+++ RECORDS TO USE +++
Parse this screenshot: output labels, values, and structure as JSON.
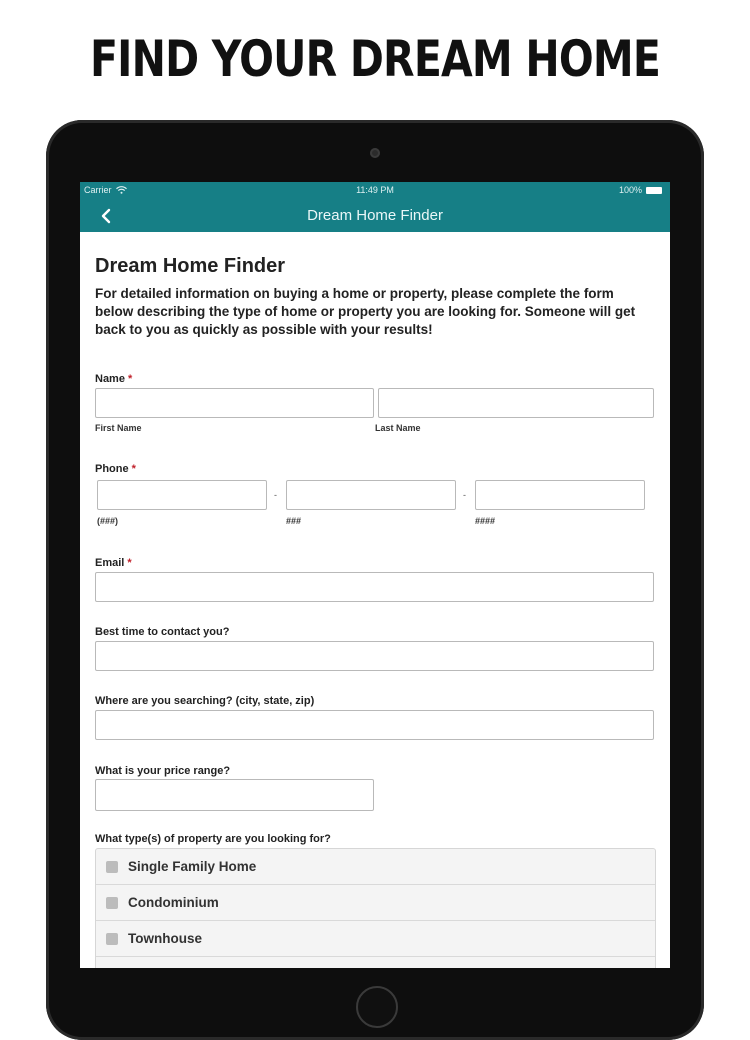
{
  "promo": {
    "headline": "FIND YOUR DREAM HOME"
  },
  "status_bar": {
    "carrier": "Carrier",
    "time": "11:49 PM",
    "battery": "100%"
  },
  "nav": {
    "title": "Dream Home Finder"
  },
  "form": {
    "title": "Dream Home Finder",
    "intro": "For detailed information on buying a home or property, please complete the form below describing the type of home or property you are looking for. Someone will get back to you as quickly as possible with your results!",
    "name": {
      "label": "Name",
      "required_mark": "*",
      "first_sublabel": "First Name",
      "last_sublabel": "Last Name",
      "first_value": "",
      "last_value": ""
    },
    "phone": {
      "label": "Phone",
      "required_mark": "*",
      "area_sublabel": "(###)",
      "prefix_sublabel": "###",
      "line_sublabel": "####",
      "separator": "-"
    },
    "email": {
      "label": "Email",
      "required_mark": "*",
      "value": ""
    },
    "best_time": {
      "label": "Best time to contact you?",
      "value": ""
    },
    "searching": {
      "label": "Where are you searching? (city, state, zip)",
      "value": ""
    },
    "price": {
      "label": "What is your price range?",
      "value": ""
    },
    "property_types": {
      "label": "What type(s) of property are you looking for?",
      "options": [
        {
          "label": "Single Family Home",
          "checked": false
        },
        {
          "label": "Condominium",
          "checked": false
        },
        {
          "label": "Townhouse",
          "checked": false
        }
      ]
    }
  }
}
+++
GIVEN TASK> Select the lines in this material that hold the word "What", leaving none out.

SOLUTION>
      "label": "What is your price range?",
      "label": "What type(s) of property are you looking for?",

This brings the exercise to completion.